WRITTEN TASK: Return the lines where the word "Поиск" occurs.
[start EXTRACTED DATA]
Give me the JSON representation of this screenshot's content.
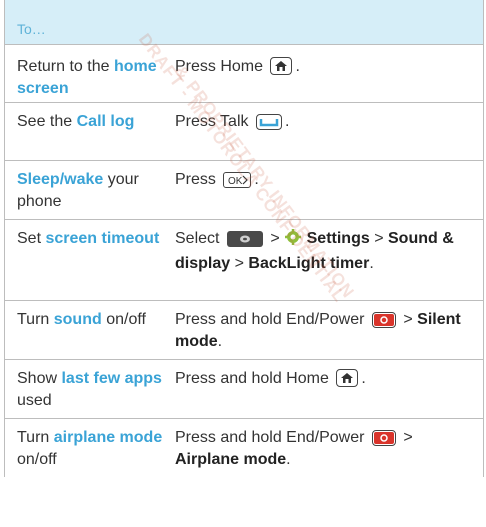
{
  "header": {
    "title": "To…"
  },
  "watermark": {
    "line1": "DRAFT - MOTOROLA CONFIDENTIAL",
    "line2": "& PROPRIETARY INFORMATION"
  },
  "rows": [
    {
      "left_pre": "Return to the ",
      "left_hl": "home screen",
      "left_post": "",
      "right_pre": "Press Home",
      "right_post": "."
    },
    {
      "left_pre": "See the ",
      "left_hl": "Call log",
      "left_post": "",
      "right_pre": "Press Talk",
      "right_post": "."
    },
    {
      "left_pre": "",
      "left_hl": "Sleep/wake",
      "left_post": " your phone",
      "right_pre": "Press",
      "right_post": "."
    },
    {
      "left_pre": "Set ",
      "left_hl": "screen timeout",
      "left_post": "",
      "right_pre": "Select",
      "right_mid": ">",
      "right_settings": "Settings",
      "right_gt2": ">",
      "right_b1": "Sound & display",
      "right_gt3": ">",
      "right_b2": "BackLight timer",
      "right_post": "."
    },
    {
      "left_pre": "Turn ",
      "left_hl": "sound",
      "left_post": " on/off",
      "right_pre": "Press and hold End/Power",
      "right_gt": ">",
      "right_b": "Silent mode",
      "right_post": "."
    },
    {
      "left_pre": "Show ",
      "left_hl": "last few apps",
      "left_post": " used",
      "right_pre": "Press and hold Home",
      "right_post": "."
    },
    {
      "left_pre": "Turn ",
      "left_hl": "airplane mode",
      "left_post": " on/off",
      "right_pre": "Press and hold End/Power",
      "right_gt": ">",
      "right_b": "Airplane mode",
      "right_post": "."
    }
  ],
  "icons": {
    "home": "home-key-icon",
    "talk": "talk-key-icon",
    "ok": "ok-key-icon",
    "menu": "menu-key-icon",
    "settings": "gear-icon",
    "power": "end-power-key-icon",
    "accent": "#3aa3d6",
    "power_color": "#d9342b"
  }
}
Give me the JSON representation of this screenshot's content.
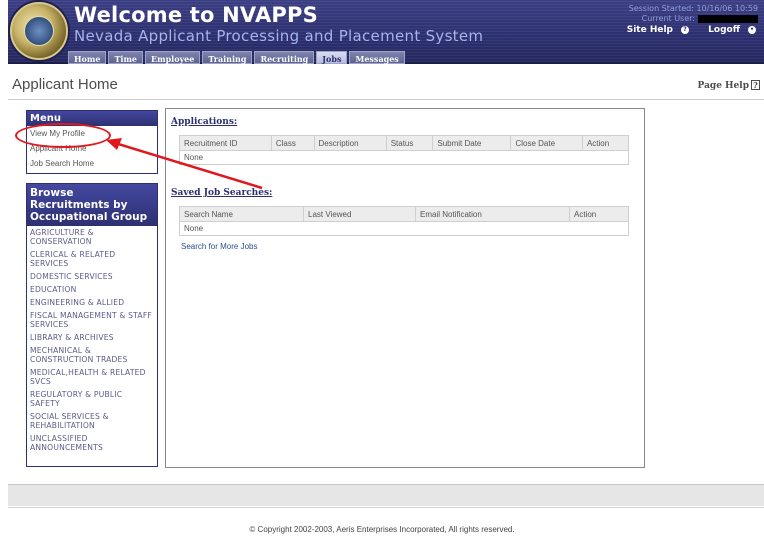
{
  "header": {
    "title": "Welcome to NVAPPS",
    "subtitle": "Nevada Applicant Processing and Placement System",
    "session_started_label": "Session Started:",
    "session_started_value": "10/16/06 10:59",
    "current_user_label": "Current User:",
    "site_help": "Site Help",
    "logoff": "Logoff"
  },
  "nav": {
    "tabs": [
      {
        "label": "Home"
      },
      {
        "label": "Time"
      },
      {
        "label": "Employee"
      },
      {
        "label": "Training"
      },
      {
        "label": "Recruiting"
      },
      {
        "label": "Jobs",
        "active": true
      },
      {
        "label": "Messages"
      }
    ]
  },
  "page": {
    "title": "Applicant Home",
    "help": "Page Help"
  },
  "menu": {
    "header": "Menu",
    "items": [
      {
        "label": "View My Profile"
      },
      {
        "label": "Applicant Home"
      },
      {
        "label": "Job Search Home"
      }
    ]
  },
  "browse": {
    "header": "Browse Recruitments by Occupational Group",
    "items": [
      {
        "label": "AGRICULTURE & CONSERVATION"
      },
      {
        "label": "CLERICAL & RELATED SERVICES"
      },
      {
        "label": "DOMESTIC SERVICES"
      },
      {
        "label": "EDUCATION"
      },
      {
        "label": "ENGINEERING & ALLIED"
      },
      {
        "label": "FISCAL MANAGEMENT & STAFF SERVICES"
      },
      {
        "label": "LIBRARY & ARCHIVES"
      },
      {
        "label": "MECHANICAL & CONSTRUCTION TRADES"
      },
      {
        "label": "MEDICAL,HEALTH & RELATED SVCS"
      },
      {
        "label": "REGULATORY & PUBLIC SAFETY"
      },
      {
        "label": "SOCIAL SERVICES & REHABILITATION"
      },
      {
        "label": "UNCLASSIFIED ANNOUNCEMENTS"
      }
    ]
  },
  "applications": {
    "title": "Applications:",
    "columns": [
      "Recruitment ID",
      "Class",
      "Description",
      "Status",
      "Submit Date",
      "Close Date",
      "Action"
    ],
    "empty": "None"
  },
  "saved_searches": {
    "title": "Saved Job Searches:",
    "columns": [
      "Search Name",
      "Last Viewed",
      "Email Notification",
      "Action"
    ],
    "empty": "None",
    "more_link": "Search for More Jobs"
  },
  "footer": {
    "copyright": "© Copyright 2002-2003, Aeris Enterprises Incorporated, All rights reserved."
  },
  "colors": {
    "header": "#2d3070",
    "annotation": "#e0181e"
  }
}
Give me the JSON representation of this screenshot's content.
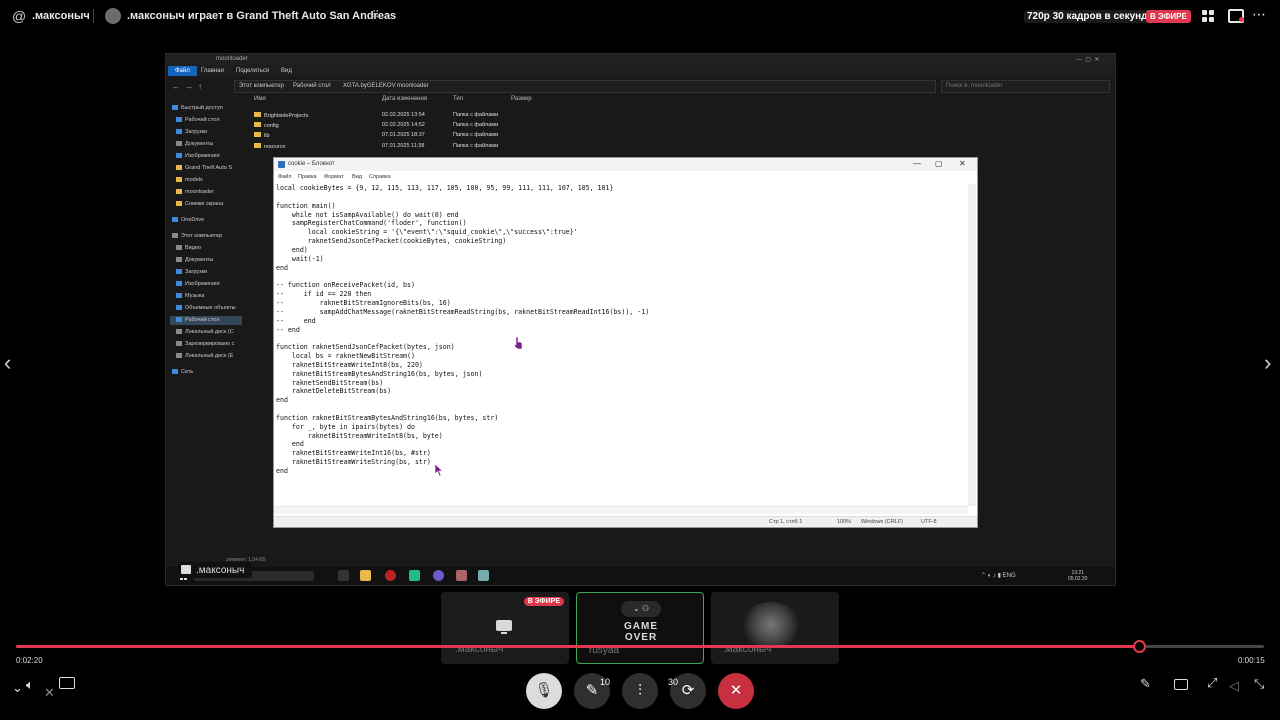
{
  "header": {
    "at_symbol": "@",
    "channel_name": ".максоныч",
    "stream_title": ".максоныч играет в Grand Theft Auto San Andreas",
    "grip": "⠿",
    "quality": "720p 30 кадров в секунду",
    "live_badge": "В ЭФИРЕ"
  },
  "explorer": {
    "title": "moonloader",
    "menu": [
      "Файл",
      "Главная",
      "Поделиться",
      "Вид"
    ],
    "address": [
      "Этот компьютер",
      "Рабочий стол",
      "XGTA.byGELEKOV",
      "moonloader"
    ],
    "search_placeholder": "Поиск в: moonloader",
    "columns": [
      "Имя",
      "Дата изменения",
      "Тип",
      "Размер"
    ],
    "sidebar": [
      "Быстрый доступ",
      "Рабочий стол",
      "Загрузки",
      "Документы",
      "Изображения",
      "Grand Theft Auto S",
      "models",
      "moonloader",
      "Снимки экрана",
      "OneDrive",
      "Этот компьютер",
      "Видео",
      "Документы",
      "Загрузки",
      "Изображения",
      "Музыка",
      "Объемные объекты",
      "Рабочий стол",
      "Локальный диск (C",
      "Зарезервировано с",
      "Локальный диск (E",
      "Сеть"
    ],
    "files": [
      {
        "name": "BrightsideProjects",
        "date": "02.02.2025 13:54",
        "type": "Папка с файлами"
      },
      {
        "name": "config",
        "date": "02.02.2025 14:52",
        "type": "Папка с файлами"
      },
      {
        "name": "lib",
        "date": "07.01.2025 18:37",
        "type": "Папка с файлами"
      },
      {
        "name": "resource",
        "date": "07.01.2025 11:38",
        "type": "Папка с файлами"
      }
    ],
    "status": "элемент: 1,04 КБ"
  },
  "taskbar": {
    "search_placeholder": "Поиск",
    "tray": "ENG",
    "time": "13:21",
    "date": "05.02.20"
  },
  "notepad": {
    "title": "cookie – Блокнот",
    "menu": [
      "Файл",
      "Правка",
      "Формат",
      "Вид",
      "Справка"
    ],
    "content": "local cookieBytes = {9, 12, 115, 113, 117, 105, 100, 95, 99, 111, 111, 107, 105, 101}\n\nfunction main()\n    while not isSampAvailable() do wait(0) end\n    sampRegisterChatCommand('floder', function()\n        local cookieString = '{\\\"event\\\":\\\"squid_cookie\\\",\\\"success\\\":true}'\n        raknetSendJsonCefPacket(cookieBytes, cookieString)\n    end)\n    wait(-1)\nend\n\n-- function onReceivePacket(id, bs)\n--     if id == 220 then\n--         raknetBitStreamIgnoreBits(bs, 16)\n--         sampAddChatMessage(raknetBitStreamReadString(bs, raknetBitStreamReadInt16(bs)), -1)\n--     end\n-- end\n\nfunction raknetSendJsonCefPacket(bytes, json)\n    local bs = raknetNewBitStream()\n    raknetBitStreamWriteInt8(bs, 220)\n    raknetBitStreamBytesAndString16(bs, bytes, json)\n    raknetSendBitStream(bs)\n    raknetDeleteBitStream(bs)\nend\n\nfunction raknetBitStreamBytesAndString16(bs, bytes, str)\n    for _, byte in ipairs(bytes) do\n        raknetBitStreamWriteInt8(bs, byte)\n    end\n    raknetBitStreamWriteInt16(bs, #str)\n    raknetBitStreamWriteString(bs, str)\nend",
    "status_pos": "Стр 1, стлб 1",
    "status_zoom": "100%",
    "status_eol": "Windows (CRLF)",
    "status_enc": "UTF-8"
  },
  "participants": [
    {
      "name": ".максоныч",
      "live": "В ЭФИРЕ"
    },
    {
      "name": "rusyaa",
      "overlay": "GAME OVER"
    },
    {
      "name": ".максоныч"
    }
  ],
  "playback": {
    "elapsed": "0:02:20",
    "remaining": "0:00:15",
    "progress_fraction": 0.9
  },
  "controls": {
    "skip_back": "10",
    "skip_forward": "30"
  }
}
[end EXTRACTED DATA]
RESPONSE TO THE EXERCISE:
    "search_placeholder": "Поиск в: moonloader",
    "search_placeholder": "Поиск",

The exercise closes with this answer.